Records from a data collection
------

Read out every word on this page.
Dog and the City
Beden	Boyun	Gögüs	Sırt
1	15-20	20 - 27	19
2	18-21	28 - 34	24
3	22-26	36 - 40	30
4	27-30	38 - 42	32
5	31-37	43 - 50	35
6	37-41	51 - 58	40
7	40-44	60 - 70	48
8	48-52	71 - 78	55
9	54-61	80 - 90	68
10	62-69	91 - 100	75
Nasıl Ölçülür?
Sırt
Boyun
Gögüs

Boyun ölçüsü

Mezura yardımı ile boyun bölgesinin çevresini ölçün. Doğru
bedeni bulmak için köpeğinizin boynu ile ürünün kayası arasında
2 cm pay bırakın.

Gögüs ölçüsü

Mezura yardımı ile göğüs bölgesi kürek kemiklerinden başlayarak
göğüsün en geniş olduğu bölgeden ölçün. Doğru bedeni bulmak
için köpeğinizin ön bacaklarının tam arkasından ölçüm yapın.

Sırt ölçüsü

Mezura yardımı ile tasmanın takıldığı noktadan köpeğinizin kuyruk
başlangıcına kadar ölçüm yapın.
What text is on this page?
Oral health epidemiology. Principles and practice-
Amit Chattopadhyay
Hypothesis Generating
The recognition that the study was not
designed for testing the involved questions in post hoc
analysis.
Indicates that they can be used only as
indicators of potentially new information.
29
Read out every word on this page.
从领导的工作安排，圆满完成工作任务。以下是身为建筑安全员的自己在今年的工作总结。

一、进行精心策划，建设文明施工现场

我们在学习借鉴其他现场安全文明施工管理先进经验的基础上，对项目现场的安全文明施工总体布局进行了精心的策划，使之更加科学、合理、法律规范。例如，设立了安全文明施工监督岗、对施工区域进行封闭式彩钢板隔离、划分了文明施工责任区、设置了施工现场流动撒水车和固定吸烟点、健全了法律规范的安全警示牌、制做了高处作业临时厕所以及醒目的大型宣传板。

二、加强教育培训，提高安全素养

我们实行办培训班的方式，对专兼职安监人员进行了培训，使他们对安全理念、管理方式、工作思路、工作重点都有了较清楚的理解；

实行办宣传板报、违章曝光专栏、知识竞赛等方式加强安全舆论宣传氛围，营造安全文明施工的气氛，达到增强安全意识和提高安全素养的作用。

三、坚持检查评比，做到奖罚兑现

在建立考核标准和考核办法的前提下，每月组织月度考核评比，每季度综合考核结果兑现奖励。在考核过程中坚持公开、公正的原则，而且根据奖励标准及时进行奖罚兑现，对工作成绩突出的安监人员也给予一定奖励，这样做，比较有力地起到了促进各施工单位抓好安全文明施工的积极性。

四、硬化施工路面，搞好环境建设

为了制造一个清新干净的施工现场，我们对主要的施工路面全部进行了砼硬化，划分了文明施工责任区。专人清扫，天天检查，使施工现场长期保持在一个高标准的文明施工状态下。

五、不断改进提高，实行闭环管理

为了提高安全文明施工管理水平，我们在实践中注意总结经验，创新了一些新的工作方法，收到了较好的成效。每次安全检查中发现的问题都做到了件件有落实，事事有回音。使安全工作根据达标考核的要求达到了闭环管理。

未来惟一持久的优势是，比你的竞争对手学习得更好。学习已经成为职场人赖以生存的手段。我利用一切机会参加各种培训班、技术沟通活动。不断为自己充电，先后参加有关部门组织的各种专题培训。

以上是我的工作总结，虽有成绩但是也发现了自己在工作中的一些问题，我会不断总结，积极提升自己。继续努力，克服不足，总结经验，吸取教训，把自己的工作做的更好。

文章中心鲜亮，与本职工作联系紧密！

------

SET EXERCISE ::
From the records above, extract every line exactly as it stands.

ANSWER TO THIS TASK ::
Read out every word on this page.
Dog and the City
Beden	Boyun	Gögüs	Sırt
1	15-20	20 - 27	19
2	18-21	28 - 34	24
3	22-26	36 - 40	30
4	27-30	38 - 42	32
5	31-37	43 - 50	35
6	37-41	51 - 58	40
7	40-44	60 - 70	48
8	48-52	71 - 78	55
9	54-61	80 - 90	68
10	62-69	91 - 100	75
Nasıl Ölçülür?
Sırt
Boyun
Gögüs

Boyun ölçüsü

Mezura yardımı ile boyun bölgesinin çevresini ölçün. Doğru
bedeni bulmak için köpeğinizin boynu ile ürünün kayası arasında
2 cm pay bırakın.

Gögüs ölçüsü

Mezura yardımı ile göğüs bölgesi kürek kemiklerinden başlayarak
göğüsün en geniş olduğu bölgeden ölçün. Doğru bedeni bulmak
için köpeğinizin ön bacaklarının tam arkasından ölçüm yapın.

Sırt ölçüsü

Mezura yardımı ile tasmanın takıldığı noktadan köpeğinizin kuyruk
başlangıcına kadar ölçüm yapın.
What text is on this page?
Oral health epidemiology. Principles and practice-
Amit Chattopadhyay
Hypothesis Generating
The recognition that the study was not
designed for testing the involved questions in post hoc
analysis.
Indicates that they can be used only as
indicators of potentially new information.
29
Read out every word on this page.
从领导的工作安排，圆满完成工作任务。以下是身为建筑安全员的自己在今年的工作总结。

一、进行精心策划，建设文明施工现场

我们在学习借鉴其他现场安全文明施工管理先进经验的基础上，对项目现场的安全文明施工总体布局进行了精心的策划，使之更加科学、合理、法律规范。例如，设立了安全文明施工监督岗、对施工区域进行封闭式彩钢板隔离、划分了文明施工责任区、设置了施工现场流动撒水车和固定吸烟点、健全了法律规范的安全警示牌、制做了高处作业临时厕所以及醒目的大型宣传板。

二、加强教育培训，提高安全素养

我们实行办培训班的方式，对专兼职安监人员进行了培训，使他们对安全理念、管理方式、工作思路、工作重点都有了较清楚的理解；

实行办宣传板报、违章曝光专栏、知识竞赛等方式加强安全舆论宣传氛围，营造安全文明施工的气氛，达到增强安全意识和提高安全素养的作用。

三、坚持检查评比，做到奖罚兑现

在建立考核标准和考核办法的前提下，每月组织月度考核评比，每季度综合考核结果兑现奖励。在考核过程中坚持公开、公正的原则，而且根据奖励标准及时进行奖罚兑现，对工作成绩突出的安监人员也给予一定奖励，这样做，比较有力地起到了促进各施工单位抓好安全文明施工的积极性。

四、硬化施工路面，搞好环境建设

为了制造一个清新干净的施工现场，我们对主要的施工路面全部进行了砼硬化，划分了文明施工责任区。专人清扫，天天检查，使施工现场长期保持在一个高标准的文明施工状态下。

五、不断改进提高，实行闭环管理

为了提高安全文明施工管理水平，我们在实践中注意总结经验，创新了一些新的工作方法，收到了较好的成效。每次安全检查中发现的问题都做到了件件有落实，事事有回音。使安全工作根据达标考核的要求达到了闭环管理。

未来惟一持久的优势是，比你的竞争对手学习得更好。学习已经成为职场人赖以生存的手段。我利用一切机会参加各种培训班、技术沟通活动。不断为自己充电，先后参加有关部门组织的各种专题培训。

以上是我的工作总结，虽有成绩但是也发现了自己在工作中的一些问题，我会不断总结，积极提升自己。继续努力，克服不足，总结经验，吸取教训，把自己的工作做的更好。

文章中心鲜亮，与本职工作联系紧密！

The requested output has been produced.